» **WHAT THE EXERCISE ASKS**:
Pull each line holding the word "with" from the data.

» **STORED DATA**:
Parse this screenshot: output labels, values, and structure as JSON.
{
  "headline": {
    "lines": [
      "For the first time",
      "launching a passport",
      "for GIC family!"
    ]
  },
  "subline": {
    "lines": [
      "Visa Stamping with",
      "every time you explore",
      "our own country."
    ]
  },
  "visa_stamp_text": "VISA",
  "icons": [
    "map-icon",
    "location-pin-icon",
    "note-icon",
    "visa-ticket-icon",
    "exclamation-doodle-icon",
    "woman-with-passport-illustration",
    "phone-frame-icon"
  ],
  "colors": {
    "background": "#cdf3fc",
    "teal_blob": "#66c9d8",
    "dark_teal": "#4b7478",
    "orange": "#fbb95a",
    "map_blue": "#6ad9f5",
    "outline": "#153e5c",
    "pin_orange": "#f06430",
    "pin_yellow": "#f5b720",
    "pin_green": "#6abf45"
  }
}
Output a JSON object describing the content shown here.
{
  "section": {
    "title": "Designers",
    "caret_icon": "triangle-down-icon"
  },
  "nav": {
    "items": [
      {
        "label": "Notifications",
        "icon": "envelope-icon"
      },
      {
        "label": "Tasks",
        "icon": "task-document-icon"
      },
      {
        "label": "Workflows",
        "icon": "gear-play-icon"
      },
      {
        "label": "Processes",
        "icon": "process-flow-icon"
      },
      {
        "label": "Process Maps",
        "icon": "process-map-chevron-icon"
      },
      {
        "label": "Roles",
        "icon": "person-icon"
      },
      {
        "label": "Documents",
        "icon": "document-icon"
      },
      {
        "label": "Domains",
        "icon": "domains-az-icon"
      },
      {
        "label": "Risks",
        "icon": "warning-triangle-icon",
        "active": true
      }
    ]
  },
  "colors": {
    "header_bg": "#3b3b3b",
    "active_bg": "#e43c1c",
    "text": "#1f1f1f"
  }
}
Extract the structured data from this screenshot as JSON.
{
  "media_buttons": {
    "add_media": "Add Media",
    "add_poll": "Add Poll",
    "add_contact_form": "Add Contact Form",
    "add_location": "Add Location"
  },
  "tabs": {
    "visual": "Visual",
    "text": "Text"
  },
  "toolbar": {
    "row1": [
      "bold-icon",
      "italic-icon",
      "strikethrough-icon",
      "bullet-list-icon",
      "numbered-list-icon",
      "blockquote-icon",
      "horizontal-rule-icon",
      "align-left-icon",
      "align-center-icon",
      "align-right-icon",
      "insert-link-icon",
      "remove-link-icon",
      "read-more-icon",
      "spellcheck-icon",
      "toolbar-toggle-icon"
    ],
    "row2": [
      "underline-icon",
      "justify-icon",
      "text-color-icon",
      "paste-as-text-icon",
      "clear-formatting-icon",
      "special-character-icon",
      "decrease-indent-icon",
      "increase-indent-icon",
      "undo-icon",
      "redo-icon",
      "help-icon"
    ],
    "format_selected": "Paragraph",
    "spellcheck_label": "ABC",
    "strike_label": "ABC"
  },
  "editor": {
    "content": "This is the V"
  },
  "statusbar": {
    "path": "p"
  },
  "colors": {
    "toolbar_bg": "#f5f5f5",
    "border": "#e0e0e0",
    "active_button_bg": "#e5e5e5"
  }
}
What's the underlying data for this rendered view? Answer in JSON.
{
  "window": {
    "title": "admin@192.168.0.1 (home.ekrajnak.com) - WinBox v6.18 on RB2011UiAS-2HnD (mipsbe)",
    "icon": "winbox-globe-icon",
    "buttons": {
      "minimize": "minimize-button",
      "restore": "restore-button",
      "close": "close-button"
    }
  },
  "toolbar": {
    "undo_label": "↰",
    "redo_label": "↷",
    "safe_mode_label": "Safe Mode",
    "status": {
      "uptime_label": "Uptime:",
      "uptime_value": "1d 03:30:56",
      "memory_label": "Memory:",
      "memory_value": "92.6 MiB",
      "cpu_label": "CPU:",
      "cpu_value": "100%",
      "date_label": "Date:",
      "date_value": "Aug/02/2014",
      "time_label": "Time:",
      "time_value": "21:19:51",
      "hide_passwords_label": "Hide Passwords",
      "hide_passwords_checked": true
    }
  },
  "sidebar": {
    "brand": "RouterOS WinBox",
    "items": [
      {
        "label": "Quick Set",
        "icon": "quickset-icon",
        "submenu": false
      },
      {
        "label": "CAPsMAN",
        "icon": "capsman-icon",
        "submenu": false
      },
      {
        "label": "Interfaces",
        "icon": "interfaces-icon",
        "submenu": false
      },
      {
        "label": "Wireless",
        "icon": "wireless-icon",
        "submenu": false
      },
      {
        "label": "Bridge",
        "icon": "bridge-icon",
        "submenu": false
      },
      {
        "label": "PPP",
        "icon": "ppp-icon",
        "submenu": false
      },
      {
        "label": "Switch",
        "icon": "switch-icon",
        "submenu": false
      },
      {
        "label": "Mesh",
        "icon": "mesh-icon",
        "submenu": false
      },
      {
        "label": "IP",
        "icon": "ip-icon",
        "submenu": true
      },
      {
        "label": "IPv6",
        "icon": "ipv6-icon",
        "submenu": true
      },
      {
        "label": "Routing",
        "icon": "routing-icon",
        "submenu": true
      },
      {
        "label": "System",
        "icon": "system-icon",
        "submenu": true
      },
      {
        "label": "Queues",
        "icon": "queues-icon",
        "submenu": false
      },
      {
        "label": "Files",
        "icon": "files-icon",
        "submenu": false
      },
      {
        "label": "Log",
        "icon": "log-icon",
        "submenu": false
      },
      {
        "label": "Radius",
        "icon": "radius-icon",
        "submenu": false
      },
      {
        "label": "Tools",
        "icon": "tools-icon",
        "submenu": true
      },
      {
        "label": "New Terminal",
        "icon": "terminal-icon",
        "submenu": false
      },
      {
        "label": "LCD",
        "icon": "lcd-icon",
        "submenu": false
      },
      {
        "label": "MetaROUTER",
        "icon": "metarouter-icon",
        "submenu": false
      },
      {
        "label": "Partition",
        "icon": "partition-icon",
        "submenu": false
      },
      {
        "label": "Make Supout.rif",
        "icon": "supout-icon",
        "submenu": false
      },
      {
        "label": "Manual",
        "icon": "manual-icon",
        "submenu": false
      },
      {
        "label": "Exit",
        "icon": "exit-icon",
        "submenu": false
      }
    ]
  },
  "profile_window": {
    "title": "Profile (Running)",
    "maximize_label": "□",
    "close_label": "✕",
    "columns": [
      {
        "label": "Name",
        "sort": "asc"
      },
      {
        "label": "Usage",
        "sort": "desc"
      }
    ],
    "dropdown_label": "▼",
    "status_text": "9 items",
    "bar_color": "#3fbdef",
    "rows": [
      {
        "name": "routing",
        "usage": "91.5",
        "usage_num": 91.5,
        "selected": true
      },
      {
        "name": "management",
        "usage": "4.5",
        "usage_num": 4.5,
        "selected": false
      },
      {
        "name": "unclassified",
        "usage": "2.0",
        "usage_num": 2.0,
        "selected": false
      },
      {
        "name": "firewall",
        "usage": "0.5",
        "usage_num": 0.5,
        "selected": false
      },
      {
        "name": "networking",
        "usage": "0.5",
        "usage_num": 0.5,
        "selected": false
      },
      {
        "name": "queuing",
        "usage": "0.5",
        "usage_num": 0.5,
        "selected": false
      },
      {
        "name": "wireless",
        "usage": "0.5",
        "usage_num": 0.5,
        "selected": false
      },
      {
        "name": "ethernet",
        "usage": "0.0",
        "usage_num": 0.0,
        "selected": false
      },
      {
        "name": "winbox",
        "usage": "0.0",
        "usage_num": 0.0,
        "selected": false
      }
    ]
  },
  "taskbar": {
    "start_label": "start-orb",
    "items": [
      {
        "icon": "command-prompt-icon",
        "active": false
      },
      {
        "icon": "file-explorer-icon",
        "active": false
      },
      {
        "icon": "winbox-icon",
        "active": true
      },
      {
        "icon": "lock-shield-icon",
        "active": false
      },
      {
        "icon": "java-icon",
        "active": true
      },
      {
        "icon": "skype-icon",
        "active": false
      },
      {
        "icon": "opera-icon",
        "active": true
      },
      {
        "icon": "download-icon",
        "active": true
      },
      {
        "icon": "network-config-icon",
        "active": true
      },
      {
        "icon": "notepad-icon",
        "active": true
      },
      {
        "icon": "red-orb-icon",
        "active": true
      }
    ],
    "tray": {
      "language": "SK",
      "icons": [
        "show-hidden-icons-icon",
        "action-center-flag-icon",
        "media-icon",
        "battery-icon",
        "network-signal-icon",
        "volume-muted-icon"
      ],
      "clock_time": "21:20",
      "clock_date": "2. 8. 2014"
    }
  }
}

» **PROBLEM SOLUTION**:
      "Visa Stamping with",
    "woman-with-passport-illustration",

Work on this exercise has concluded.